─── Page text

Is catfish the new default in the Qubes Domain open file manager quick widget for whonix?

Posting this here to document what we’ve investigated for fixing this so far, why it didn’t work, and what other options we have.

The first, obvious option, is to just run pcmanfm-qt --daemon-mode at startup so that the file manager just works. This is unfortunately problematic, because sometimes the VMs Whonix-Workstation runs under are very RAM-constrained, and the additional memory PCManFM-Qt takes up is unacceptable.

The second option is to make PCManFM-Qt a D-Bus activated service. This almost works, but unfortunately while PCManFM-Qt can be launched via D-Bus activation, it fails to actually open the requested directory the first time it is launched. This is the issue covered in the links in this post above.

──────

Set of tasks:
1: For each statement below, say whether it agrees with the PCManFM-Qt post, answering yes or no and quoting the words of the post that decide it.
(a) Running PCManFM-Qt in daemon mode at startup was ruled out because of the memory it uses.
(b) PCManFM-Qt cannot be launched through D-Bus activation.
(c) The VMs that Whonix-Workstation runs under sometimes have very little RAM to spare.
2: Write what comes next in the PCManFM-Qt post, picking up after its final sentence.
You can leave the entries aside, since nothing here depends on them.

─── Recorded information

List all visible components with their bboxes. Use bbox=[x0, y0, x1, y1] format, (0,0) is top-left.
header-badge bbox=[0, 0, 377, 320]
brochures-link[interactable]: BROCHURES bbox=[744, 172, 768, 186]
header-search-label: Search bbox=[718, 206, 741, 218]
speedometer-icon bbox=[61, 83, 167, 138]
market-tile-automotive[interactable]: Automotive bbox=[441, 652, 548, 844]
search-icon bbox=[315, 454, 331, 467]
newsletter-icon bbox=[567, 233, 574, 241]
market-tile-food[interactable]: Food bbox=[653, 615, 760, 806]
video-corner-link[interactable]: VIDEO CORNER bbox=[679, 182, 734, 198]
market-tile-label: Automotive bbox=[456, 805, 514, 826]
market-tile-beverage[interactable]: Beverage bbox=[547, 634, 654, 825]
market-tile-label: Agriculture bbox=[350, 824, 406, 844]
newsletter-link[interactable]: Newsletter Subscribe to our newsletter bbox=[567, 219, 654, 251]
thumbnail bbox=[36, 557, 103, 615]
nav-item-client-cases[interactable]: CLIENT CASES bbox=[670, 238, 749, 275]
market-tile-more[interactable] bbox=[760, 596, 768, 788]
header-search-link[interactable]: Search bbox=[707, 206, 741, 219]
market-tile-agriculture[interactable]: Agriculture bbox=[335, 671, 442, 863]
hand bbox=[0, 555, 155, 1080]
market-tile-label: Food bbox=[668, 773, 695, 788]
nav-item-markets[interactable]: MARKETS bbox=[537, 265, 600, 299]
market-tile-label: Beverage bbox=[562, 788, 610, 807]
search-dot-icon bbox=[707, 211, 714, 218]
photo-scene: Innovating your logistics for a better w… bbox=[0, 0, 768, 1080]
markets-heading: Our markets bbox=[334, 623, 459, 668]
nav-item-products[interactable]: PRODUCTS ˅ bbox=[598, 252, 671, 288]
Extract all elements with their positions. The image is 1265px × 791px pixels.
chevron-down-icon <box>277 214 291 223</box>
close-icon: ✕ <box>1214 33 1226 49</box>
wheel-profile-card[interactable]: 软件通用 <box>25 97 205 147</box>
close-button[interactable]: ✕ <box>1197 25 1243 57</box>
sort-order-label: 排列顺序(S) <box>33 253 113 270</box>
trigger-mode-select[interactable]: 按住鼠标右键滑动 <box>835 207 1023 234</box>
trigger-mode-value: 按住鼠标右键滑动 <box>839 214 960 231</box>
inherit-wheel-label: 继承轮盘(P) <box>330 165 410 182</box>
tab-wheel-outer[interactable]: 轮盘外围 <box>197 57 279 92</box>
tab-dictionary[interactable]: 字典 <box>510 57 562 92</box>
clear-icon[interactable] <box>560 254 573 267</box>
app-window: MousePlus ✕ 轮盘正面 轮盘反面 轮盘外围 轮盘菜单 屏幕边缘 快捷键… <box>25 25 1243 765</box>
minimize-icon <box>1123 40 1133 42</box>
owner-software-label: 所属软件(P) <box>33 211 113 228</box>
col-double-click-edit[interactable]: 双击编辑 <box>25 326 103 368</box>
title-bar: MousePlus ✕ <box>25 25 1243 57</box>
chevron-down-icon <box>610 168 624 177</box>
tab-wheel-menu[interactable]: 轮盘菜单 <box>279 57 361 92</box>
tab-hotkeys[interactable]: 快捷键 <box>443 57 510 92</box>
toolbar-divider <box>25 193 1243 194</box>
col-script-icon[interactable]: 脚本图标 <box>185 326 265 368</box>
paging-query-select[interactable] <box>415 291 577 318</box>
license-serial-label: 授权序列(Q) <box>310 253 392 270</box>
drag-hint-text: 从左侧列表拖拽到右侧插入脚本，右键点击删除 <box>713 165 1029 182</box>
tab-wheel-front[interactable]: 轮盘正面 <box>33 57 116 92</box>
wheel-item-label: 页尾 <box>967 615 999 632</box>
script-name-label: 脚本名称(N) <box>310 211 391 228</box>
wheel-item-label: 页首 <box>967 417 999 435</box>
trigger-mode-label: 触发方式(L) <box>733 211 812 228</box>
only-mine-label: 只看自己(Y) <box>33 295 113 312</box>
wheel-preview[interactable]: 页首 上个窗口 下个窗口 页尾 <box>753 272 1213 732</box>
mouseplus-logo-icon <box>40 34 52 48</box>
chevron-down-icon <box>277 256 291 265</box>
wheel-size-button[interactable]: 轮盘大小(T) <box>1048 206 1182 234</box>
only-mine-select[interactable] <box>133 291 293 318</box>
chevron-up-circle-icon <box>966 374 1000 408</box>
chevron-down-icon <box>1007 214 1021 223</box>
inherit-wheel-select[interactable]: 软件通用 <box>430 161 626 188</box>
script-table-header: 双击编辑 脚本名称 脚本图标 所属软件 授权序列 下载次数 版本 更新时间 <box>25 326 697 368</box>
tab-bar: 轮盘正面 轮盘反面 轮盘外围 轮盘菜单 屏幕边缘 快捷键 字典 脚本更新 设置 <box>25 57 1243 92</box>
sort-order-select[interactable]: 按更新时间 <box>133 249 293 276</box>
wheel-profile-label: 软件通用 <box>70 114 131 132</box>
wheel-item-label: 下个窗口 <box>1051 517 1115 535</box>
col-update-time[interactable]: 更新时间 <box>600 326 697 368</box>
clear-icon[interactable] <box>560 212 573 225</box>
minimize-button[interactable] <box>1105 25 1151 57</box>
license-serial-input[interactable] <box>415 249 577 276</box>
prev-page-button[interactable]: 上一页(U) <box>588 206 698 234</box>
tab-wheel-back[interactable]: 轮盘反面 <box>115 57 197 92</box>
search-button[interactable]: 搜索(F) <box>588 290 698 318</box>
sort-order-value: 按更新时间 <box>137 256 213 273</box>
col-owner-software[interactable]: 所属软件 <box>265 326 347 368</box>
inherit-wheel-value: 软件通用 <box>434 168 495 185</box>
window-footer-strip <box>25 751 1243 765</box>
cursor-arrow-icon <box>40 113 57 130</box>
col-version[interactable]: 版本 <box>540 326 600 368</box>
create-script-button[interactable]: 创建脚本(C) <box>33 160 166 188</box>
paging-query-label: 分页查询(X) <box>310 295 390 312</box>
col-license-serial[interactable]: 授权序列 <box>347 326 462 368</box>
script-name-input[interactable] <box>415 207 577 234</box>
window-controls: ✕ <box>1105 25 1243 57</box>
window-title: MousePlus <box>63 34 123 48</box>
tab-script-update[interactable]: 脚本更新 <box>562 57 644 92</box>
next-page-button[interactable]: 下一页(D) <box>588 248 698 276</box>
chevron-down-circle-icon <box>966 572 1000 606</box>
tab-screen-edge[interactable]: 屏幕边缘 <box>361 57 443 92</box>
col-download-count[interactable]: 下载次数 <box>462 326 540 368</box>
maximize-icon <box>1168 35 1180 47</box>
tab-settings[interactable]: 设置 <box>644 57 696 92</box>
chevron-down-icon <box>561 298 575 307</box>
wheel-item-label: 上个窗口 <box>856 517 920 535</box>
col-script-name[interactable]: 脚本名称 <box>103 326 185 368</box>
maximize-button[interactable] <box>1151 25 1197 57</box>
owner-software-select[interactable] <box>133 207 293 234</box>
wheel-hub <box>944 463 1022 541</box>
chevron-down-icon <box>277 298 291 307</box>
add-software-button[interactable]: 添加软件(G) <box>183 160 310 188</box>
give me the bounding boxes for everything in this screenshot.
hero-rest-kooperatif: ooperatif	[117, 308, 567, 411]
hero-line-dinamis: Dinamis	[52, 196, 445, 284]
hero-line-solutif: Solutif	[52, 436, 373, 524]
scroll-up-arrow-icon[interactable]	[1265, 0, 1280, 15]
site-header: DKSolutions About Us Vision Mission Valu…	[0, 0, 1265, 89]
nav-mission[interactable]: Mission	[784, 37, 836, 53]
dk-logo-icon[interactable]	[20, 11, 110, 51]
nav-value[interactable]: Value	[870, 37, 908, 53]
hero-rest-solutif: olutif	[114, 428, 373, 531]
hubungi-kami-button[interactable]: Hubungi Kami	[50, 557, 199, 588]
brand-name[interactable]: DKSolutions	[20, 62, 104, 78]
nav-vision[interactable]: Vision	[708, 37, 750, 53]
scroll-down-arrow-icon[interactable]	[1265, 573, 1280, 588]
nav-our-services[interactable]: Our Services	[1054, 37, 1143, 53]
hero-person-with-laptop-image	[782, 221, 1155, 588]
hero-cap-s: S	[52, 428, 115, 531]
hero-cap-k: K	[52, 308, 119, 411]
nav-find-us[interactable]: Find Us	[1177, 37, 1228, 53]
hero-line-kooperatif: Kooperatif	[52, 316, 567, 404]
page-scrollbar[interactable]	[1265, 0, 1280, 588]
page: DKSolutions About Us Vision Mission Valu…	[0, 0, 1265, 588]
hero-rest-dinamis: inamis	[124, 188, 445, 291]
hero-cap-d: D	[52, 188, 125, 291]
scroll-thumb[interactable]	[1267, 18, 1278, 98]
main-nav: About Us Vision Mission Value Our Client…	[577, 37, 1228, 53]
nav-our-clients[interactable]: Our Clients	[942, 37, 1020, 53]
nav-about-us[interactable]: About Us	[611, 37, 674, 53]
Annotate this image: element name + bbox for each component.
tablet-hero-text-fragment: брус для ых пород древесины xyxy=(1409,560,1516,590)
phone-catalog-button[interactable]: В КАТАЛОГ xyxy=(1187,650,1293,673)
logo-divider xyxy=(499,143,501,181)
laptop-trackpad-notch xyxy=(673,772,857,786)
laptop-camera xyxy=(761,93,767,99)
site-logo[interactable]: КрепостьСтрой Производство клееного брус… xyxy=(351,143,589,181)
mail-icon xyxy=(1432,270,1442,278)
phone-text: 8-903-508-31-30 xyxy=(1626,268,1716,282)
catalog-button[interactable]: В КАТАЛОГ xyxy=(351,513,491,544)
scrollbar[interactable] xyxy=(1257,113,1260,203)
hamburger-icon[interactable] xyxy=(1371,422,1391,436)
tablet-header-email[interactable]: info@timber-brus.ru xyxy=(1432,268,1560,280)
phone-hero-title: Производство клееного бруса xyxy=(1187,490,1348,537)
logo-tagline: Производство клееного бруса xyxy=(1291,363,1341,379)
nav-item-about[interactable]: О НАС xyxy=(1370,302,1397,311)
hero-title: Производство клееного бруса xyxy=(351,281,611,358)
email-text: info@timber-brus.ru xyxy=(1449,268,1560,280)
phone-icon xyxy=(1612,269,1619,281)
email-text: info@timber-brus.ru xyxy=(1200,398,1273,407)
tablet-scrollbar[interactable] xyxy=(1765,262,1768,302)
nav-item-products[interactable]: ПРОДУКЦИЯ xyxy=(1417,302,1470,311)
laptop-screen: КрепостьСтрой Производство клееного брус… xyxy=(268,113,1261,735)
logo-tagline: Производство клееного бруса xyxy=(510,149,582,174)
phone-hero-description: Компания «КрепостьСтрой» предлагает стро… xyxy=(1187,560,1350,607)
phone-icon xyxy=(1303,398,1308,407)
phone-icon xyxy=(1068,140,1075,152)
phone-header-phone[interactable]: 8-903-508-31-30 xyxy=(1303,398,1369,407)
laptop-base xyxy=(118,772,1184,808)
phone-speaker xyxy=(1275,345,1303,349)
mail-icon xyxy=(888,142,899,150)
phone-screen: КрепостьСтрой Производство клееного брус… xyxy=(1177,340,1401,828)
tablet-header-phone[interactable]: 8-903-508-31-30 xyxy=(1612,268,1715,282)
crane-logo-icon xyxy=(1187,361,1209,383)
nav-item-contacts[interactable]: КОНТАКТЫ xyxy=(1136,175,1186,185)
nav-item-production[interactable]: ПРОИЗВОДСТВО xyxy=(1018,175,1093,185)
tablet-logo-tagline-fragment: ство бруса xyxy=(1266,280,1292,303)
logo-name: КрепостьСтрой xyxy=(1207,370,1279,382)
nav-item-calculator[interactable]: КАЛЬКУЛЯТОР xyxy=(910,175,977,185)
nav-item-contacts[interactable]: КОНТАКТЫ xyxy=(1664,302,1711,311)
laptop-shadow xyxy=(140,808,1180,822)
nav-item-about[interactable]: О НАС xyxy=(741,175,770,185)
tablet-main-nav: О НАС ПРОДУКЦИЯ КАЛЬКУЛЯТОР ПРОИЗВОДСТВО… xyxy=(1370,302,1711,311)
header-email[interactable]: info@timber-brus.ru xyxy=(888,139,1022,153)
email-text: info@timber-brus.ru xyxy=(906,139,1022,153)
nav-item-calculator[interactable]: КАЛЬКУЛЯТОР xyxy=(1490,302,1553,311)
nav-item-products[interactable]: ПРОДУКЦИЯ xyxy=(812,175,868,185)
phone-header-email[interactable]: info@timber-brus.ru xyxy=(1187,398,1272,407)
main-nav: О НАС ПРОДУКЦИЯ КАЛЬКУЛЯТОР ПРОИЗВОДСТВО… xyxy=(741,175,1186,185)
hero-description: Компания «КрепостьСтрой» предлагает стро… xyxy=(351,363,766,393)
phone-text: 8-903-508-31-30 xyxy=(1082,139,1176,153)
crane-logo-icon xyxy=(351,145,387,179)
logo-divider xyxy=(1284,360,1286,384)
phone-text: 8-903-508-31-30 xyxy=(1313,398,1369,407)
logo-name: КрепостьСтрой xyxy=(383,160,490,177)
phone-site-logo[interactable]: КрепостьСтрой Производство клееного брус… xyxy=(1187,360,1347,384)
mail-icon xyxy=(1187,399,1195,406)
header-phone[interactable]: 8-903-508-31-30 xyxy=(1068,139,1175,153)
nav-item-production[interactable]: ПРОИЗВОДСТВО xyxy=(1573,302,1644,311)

──────

Solved tasks:
1:
(a) Yes: "the additional memory PCManFM-Qt takes up is unacceptable."
(b) No: "while PCManFM-Qt can be launched via D-Bus activation, it fails to actually open the requested directory the first time it is launched."
(c) Yes: "sometimes the VMs Whonix-Workstation runs under are very RAM-constrained."

2:
The third option is to create a new lightweight shim that can properly receive requests to open a folder over D-Bus, and launch PCManFM-Qt with the appropriate folders open automatically. This seemed to be the most promising option initially, and I did quite a bit of work developing this shim, but in the process I discovered that if PCManFM-Qt is pointed at a file (i.e. pcmanfm-qt document.odt), it will actually try to open the file similar to xdg-open rather than opening the directory the file is in. This behavior makes it impossible to implement a shim like this without creating a TOCTOU vulnerability that would allow Tor Browser to escape AppArmor confinement:

  • The browser, if compromised, could create a directory at /path/to/dir, and a file at /path/to/malicious.odt.
  • Then the browser could call org.freedesktop.FileManager1.ShowFolders('/path/to/dir'), which would call the shim.
  • The shim would be able to ensure that /path/to/dir was actually a directory, and could then call pcmanfm-qt /path/to/dir, but there’s a small-ish window of time between the directory check and PCManFM-Qt actually opening the directory.
  • The browser could then do the equivalent of rmdir /path/to/dir; mv /path/to/malicious.odt /path/to/dir; during that short race window.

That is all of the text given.